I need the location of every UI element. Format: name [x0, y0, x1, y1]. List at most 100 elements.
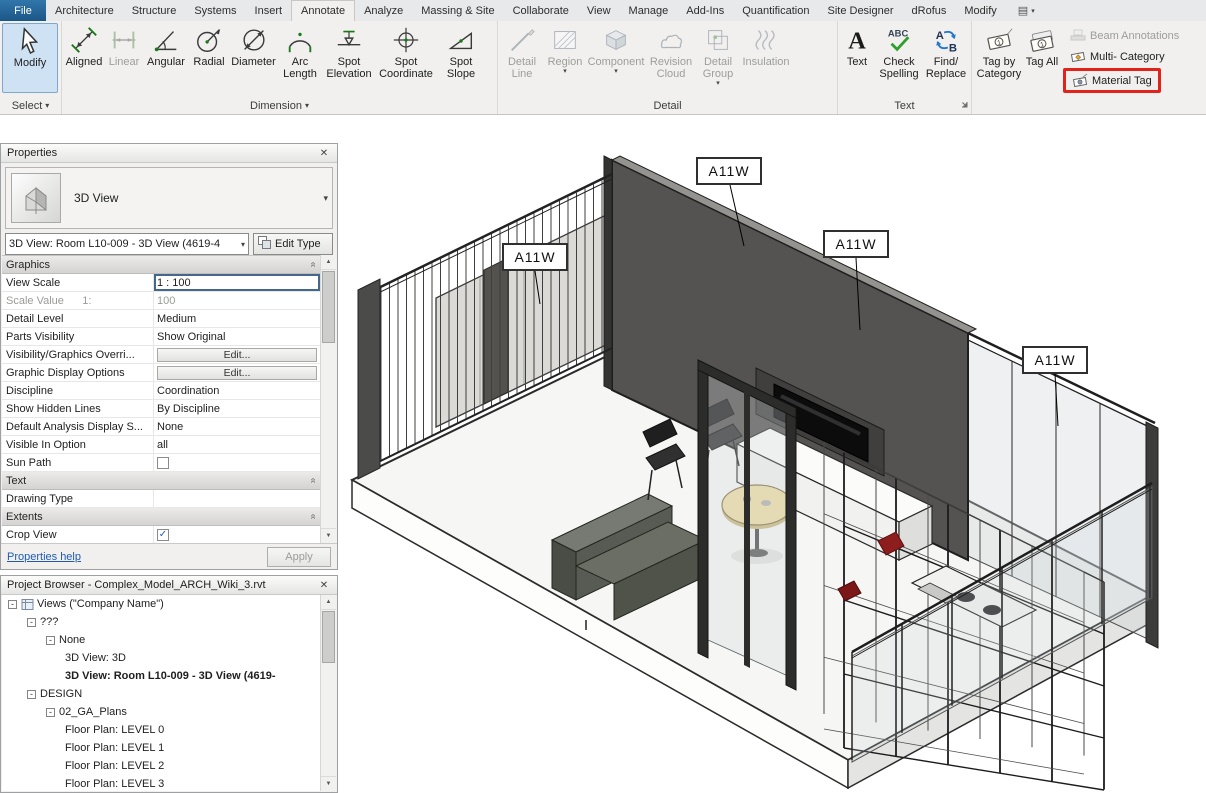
dialog-launcher-icon[interactable]: [959, 99, 968, 111]
scroll-down-icon[interactable]: ▼: [321, 528, 336, 543]
property-value[interactable]: Edit...: [154, 346, 320, 363]
tree-node[interactable]: Floor Plan: LEVEL 2: [2, 757, 320, 775]
tree-expander-icon[interactable]: -: [46, 708, 55, 717]
tab-insert[interactable]: Insert: [246, 0, 292, 21]
property-value[interactable]: By Discipline: [154, 400, 320, 417]
detail-group-button[interactable]: Detail Group ▾: [696, 23, 740, 95]
filled-region-button[interactable]: Region ▾: [544, 23, 586, 95]
tab-quantification[interactable]: Quantification: [733, 0, 818, 21]
detail-component-button[interactable]: Component ▾: [586, 23, 646, 95]
close-icon[interactable]: ✕: [317, 148, 331, 159]
instance-selector[interactable]: 3D View: Room L10-009 - 3D View (4619-4 …: [5, 233, 249, 255]
radial-dimension-button[interactable]: Radial: [188, 23, 230, 95]
checkbox[interactable]: [157, 457, 169, 469]
wall-tag[interactable]: A11W: [502, 243, 568, 271]
dimension-panel-menu[interactable]: Dimension▾: [62, 97, 497, 114]
property-value[interactable]: Coordination: [154, 382, 320, 399]
property-value[interactable]: Medium: [154, 310, 320, 327]
check-spelling-button[interactable]: ABC Check Spelling: [874, 23, 924, 95]
property-value[interactable]: [154, 490, 320, 507]
scroll-up-icon[interactable]: ▲: [321, 595, 336, 610]
material-tag-button[interactable]: Material Tag: [1068, 71, 1156, 90]
properties-scrollbar[interactable]: ▲ ▼: [320, 255, 336, 543]
tab-site-designer[interactable]: Site Designer: [818, 0, 902, 21]
tab-manage[interactable]: Manage: [620, 0, 678, 21]
tab-massing-site[interactable]: Massing & Site: [412, 0, 503, 21]
tab-systems[interactable]: Systems: [185, 0, 245, 21]
checkbox[interactable]: ✓: [157, 529, 169, 541]
section-header-graphics[interactable]: Graphics»: [2, 256, 320, 274]
property-value[interactable]: ✓: [154, 526, 320, 543]
linear-dimension-button[interactable]: Linear: [104, 23, 144, 95]
chevron-down-icon[interactable]: ▾: [323, 168, 328, 228]
wall-tag[interactable]: A11W: [1022, 346, 1088, 374]
property-value[interactable]: Show Original: [154, 328, 320, 345]
property-value[interactable]: [154, 454, 320, 471]
tree-node[interactable]: -None: [2, 631, 320, 649]
scroll-up-icon[interactable]: ▲: [321, 255, 336, 270]
scroll-down-icon[interactable]: ▼: [321, 776, 336, 791]
spot-coordinate-button[interactable]: Spot Coordinate: [375, 23, 437, 95]
tree-expander-icon[interactable]: -: [46, 636, 55, 645]
browser-scrollbar[interactable]: ▲ ▼: [320, 595, 336, 791]
beam-annotations-button[interactable]: Beam Annotations: [1066, 26, 1183, 45]
close-icon[interactable]: ✕: [317, 580, 331, 591]
scroll-thumb[interactable]: [322, 611, 335, 663]
tree-node[interactable]: 3D View: 3D: [2, 649, 320, 667]
tab-modify[interactable]: Modify: [955, 0, 1005, 21]
file-tab[interactable]: File: [0, 0, 46, 21]
angular-dimension-button[interactable]: Angular: [144, 23, 188, 95]
tab-architecture[interactable]: Architecture: [46, 0, 123, 21]
apply-button[interactable]: Apply: [267, 547, 331, 567]
tab-analyze[interactable]: Analyze: [355, 0, 412, 21]
3d-room-view[interactable]: [344, 115, 1206, 793]
tree-expander-icon[interactable]: -: [27, 618, 36, 627]
tree-node[interactable]: 3D View: Room L10-009 - 3D View (4619-: [2, 667, 320, 685]
multi-category-tag-button[interactable]: Multi- Category: [1066, 47, 1183, 66]
text-button[interactable]: A Text: [840, 23, 874, 95]
tree-node[interactable]: Floor Plan: LEVEL 0: [2, 721, 320, 739]
aligned-dimension-button[interactable]: Aligned: [64, 23, 104, 95]
diameter-dimension-button[interactable]: Diameter: [230, 23, 277, 95]
edit-button[interactable]: Edit...: [157, 366, 317, 380]
type-selector[interactable]: 3D View ▾: [5, 167, 333, 229]
tree-node[interactable]: -???: [2, 613, 320, 631]
select-panel-menu[interactable]: Select▾: [0, 97, 61, 114]
property-value[interactable]: None: [154, 418, 320, 435]
tree-node[interactable]: -02_GA_Plans: [2, 703, 320, 721]
arc-length-dimension-button[interactable]: Arc Length: [277, 23, 323, 95]
tree-node[interactable]: Floor Plan: LEVEL 3: [2, 775, 320, 791]
properties-help-link[interactable]: Properties help: [7, 551, 81, 563]
scroll-thumb[interactable]: [322, 271, 335, 343]
find-replace-button[interactable]: AB Find/ Replace: [924, 23, 968, 95]
section-header-text[interactable]: Text»: [2, 472, 320, 490]
spot-slope-button[interactable]: Spot Slope: [437, 23, 485, 95]
drawing-area[interactable]: A11W A11W A11W A11W: [344, 115, 1206, 793]
tab-drofus[interactable]: dRofus: [903, 0, 956, 21]
insulation-button[interactable]: Insulation: [740, 23, 792, 95]
wall-tag[interactable]: A11W: [823, 230, 889, 258]
tree-node[interactable]: Floor Plan: LEVEL 1: [2, 739, 320, 757]
property-value[interactable]: Edit...: [154, 364, 320, 381]
revision-cloud-button[interactable]: Revision Cloud: [646, 23, 696, 95]
property-value[interactable]: 100: [154, 292, 320, 309]
spot-elevation-button[interactable]: Spot Elevation: [323, 23, 375, 95]
tab-add-ins[interactable]: Add-Ins: [677, 0, 733, 21]
tag-by-category-button[interactable]: 1 Tag by Category: [974, 23, 1024, 95]
edit-button[interactable]: Edit...: [157, 348, 317, 362]
tag-all-button[interactable]: 1 Tag All: [1024, 23, 1060, 95]
modify-button[interactable]: Modify: [2, 23, 58, 93]
tab-structure[interactable]: Structure: [123, 0, 186, 21]
tab-annotate[interactable]: Annotate: [291, 0, 355, 21]
tree-node[interactable]: -DESIGN: [2, 685, 320, 703]
detail-line-button[interactable]: Detail Line: [500, 23, 544, 95]
tree-expander-icon[interactable]: -: [8, 600, 17, 609]
property-value[interactable]: 1 : 100: [154, 274, 320, 291]
edit-type-button[interactable]: Edit Type: [253, 233, 333, 255]
tree-expander-icon[interactable]: -: [27, 690, 36, 699]
ribbon-display-toggle[interactable]: ▤ ▾: [1012, 0, 1041, 21]
tab-view[interactable]: View: [578, 0, 620, 21]
tab-collaborate[interactable]: Collaborate: [504, 0, 578, 21]
wall-tag[interactable]: A11W: [696, 157, 762, 185]
property-value[interactable]: all: [154, 436, 320, 453]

===============

§ Work to be completed
Can you swap "property-value" for "property-field" in the rows from the line with "dialog-launcher-icon[interactable]: [959, 99, 968, 111]" up to and including the line with "detail-group-button[interactable]: Detail Group", and give back only those lines with nothing else changed?

§ Solution for this problem
dialog-launcher-icon[interactable]: [959, 99, 968, 111]
scroll-down-icon[interactable]: ▼: [321, 528, 336, 543]
property-field[interactable]: Edit...: [154, 346, 320, 363]
tree-node[interactable]: Floor Plan: LEVEL 2: [2, 757, 320, 775]
tree-expander-icon[interactable]: -: [46, 708, 55, 717]
tab-insert[interactable]: Insert: [246, 0, 292, 21]
property-field[interactable]: By Discipline: [154, 400, 320, 417]
detail-group-button[interactable]: Detail Group ▾: [696, 23, 740, 95]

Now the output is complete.